DO THIS: Answer with one number: how many lines have "奇跡の歯ブラシ".

"""

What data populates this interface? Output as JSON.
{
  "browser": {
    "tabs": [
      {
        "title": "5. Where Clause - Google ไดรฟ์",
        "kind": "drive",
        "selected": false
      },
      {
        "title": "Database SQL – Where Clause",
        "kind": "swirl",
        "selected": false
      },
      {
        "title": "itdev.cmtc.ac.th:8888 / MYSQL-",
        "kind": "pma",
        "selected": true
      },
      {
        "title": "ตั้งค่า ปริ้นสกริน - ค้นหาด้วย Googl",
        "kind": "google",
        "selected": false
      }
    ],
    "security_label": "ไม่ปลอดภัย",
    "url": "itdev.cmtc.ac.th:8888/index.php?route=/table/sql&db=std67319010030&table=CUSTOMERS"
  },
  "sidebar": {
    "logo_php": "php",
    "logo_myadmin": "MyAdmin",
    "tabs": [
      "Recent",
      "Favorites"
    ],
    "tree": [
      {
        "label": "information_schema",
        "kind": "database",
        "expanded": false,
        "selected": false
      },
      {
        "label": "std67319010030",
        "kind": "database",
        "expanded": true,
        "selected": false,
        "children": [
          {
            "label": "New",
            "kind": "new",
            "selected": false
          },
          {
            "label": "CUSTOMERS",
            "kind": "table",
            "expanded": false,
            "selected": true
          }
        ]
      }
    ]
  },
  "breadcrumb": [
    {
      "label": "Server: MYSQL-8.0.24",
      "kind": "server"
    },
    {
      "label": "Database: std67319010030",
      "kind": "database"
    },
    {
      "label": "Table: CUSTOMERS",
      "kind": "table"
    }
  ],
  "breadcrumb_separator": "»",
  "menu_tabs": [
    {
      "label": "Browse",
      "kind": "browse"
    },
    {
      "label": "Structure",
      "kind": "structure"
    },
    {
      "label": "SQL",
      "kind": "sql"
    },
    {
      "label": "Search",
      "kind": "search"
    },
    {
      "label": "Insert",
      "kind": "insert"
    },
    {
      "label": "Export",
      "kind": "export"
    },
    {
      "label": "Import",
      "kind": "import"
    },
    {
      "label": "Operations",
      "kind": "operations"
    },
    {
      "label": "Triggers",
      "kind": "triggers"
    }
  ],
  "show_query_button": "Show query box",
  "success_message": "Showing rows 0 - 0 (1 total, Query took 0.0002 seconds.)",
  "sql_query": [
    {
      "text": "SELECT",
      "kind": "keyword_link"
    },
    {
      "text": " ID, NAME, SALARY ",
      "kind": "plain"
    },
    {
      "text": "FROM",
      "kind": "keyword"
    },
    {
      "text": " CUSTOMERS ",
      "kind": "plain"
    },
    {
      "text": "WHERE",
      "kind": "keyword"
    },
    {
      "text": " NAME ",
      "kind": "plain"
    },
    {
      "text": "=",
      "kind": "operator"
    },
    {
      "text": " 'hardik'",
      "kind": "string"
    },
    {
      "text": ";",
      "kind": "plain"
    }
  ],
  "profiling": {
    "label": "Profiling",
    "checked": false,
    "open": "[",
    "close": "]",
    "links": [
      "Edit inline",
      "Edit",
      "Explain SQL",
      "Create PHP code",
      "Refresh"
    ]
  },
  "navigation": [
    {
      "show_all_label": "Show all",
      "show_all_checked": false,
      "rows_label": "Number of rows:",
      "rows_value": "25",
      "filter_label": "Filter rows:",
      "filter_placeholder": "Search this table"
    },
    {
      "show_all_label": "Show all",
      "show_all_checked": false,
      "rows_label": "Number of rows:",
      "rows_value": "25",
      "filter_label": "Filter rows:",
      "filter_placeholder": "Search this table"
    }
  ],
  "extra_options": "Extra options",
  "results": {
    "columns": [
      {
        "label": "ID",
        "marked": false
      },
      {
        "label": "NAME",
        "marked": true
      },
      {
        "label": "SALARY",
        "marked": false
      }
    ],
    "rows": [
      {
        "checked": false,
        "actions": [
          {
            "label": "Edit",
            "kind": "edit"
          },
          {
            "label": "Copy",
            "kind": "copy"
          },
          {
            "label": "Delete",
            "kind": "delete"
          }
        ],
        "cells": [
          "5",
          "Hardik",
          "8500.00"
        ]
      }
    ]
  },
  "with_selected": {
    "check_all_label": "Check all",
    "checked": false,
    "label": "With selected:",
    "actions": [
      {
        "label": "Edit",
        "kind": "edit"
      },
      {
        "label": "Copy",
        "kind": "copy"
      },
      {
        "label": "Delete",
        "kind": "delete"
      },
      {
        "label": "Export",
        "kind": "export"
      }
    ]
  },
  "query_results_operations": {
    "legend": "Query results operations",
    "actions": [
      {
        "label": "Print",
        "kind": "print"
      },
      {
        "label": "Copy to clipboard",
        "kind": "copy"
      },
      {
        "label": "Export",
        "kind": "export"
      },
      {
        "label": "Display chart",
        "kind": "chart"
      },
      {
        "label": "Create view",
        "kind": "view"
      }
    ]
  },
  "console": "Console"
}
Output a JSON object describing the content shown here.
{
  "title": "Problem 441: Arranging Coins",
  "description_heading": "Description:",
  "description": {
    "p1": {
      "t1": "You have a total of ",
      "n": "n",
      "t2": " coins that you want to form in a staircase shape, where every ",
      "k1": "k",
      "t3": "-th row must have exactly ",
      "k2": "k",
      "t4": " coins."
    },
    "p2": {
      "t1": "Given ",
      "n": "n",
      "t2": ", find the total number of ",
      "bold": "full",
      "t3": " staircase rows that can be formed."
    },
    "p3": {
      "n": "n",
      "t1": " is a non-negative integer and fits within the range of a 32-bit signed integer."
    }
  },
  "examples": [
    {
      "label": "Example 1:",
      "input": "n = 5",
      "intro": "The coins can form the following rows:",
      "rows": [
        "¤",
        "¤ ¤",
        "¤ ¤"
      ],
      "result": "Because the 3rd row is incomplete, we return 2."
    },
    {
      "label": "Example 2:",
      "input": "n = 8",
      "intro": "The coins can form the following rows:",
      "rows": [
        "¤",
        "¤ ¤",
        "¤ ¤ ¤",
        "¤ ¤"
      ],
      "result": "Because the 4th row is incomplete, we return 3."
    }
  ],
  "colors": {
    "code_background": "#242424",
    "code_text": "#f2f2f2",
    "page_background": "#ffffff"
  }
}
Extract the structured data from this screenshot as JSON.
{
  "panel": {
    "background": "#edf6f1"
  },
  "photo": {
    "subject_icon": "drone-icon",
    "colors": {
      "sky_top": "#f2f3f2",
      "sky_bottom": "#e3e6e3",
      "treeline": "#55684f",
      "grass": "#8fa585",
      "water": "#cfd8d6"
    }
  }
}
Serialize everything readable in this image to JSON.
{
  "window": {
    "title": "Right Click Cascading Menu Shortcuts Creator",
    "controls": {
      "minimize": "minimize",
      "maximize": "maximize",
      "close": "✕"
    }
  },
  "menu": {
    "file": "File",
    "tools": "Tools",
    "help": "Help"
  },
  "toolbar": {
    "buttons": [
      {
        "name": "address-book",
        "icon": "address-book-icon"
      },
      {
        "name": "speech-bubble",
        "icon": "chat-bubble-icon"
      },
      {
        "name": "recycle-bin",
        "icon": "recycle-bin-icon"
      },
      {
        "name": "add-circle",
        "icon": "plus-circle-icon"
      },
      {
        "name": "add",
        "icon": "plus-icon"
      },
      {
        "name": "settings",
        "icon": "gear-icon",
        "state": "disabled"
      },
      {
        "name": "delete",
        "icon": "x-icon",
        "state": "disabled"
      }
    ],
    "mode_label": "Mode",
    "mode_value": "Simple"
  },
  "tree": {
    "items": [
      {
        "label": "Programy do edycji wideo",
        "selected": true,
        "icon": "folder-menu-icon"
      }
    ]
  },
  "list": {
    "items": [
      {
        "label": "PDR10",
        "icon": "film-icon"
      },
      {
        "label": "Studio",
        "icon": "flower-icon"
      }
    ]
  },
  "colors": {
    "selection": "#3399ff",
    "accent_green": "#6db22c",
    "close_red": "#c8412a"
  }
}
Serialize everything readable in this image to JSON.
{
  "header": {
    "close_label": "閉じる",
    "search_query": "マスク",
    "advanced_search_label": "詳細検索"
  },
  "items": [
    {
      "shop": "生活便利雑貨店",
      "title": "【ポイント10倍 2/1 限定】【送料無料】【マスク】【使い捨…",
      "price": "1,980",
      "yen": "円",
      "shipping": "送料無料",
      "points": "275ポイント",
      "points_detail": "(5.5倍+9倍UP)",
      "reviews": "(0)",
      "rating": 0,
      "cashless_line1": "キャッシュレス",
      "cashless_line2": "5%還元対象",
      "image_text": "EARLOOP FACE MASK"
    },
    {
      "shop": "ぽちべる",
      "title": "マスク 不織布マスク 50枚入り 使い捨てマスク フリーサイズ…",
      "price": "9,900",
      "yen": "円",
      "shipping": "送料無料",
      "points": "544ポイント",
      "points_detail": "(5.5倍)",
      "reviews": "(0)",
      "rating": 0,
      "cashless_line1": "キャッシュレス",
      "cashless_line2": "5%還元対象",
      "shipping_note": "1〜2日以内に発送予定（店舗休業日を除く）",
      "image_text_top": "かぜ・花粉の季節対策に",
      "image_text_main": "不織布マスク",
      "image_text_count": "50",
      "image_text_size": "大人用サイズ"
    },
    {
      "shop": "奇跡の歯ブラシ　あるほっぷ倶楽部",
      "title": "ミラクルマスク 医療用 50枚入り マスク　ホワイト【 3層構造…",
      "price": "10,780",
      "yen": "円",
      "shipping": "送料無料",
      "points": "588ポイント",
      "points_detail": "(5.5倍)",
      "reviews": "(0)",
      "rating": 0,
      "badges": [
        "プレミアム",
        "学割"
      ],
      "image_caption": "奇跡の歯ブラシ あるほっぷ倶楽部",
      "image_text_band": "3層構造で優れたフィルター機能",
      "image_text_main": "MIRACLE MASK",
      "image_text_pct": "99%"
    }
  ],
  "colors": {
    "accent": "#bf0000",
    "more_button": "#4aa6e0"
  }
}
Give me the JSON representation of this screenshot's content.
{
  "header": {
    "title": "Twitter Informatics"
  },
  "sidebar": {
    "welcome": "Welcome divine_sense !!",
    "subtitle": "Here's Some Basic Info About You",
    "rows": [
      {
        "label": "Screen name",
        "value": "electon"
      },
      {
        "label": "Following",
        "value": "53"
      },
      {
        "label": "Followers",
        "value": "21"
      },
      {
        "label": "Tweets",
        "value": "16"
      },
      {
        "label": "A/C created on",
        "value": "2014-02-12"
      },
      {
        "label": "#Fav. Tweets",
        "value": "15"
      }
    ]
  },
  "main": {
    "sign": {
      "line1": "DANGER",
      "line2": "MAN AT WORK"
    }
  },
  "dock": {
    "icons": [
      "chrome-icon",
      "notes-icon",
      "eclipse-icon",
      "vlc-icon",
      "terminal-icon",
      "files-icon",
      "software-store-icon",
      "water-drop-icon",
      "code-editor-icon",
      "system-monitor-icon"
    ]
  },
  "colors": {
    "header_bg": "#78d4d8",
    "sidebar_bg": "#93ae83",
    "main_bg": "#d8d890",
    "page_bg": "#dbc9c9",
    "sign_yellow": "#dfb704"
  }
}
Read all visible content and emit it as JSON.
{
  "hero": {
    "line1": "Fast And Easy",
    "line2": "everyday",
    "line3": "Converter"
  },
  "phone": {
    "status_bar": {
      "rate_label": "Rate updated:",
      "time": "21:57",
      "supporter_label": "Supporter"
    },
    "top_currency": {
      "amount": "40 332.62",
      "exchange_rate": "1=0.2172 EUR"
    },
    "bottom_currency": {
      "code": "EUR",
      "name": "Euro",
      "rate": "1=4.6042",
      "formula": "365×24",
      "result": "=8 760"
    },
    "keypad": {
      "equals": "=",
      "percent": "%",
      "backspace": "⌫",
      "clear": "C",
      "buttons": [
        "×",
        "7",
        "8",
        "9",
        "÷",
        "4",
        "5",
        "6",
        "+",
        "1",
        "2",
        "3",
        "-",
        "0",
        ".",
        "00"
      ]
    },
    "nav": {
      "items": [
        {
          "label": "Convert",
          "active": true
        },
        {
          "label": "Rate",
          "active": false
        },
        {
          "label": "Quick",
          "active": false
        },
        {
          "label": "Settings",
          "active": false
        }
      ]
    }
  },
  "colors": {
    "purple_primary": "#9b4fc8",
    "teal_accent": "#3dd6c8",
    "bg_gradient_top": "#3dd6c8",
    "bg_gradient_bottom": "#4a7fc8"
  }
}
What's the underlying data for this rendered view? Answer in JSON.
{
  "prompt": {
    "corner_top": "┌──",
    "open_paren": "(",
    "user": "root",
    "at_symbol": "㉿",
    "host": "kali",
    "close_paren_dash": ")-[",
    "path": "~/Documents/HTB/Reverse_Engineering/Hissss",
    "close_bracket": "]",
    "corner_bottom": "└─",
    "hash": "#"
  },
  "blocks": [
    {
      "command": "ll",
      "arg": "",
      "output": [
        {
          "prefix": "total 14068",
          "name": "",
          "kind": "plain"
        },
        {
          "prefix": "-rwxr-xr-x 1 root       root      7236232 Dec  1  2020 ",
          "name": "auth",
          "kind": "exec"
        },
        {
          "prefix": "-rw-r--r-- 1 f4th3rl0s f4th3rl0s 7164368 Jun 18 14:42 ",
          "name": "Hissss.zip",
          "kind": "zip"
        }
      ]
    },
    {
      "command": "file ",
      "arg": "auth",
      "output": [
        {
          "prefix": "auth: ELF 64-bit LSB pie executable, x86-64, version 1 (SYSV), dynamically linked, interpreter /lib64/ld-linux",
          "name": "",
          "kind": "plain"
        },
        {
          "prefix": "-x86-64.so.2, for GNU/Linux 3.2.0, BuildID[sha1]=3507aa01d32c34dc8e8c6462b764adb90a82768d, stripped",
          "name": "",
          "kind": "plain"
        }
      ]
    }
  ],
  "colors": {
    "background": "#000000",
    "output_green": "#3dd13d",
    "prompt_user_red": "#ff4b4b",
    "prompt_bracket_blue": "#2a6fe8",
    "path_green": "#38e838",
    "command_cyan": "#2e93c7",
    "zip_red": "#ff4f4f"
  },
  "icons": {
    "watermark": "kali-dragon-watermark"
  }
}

"""

ANSWER TO THE EXERCISE: 2